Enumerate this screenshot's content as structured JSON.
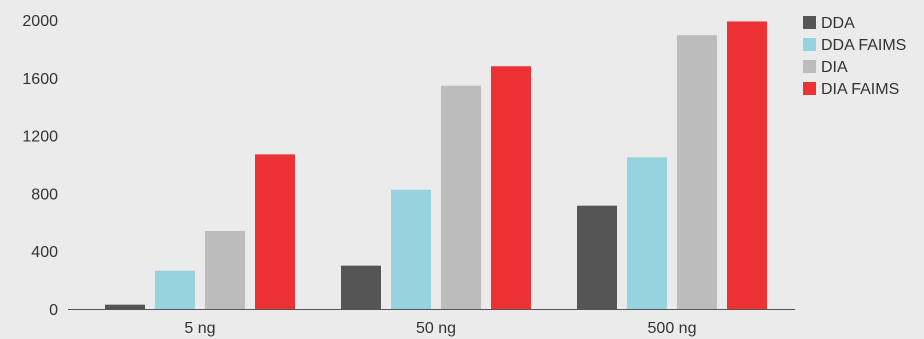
{
  "chart_data": {
    "type": "bar",
    "title": "",
    "xlabel": "",
    "ylabel": "",
    "categories": [
      "5 ng",
      "50 ng",
      "500 ng"
    ],
    "series": [
      {
        "name": "DDA",
        "color": "#555555",
        "values": [
          30,
          300,
          715
        ]
      },
      {
        "name": "DDA FAIMS",
        "color": "#97d3df",
        "values": [
          265,
          825,
          1050
        ]
      },
      {
        "name": "DIA",
        "color": "#bcbcbd",
        "values": [
          540,
          1545,
          1895
        ]
      },
      {
        "name": "DIA FAIMS",
        "color": "#ee3135",
        "values": [
          1070,
          1680,
          1990
        ]
      }
    ],
    "ylim": [
      0,
      2000
    ],
    "yticks": [
      0,
      400,
      800,
      1200,
      1600,
      2000
    ],
    "grid": false,
    "legend": "top-right"
  }
}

* _What is needed_
Return every line of the records exactly as given, pictures excluded.

* _Full answer_
Enumerate this screenshot's content as structured JSON.
{
  "chart_data": {
    "type": "bar",
    "title": "",
    "xlabel": "",
    "ylabel": "",
    "categories": [
      "5 ng",
      "50 ng",
      "500 ng"
    ],
    "series": [
      {
        "name": "DDA",
        "color": "#555555",
        "values": [
          30,
          300,
          715
        ]
      },
      {
        "name": "DDA FAIMS",
        "color": "#97d3df",
        "values": [
          265,
          825,
          1050
        ]
      },
      {
        "name": "DIA",
        "color": "#bcbcbd",
        "values": [
          540,
          1545,
          1895
        ]
      },
      {
        "name": "DIA FAIMS",
        "color": "#ee3135",
        "values": [
          1070,
          1680,
          1990
        ]
      }
    ],
    "ylim": [
      0,
      2000
    ],
    "yticks": [
      0,
      400,
      800,
      1200,
      1600,
      2000
    ],
    "grid": false,
    "legend": "top-right"
  }
}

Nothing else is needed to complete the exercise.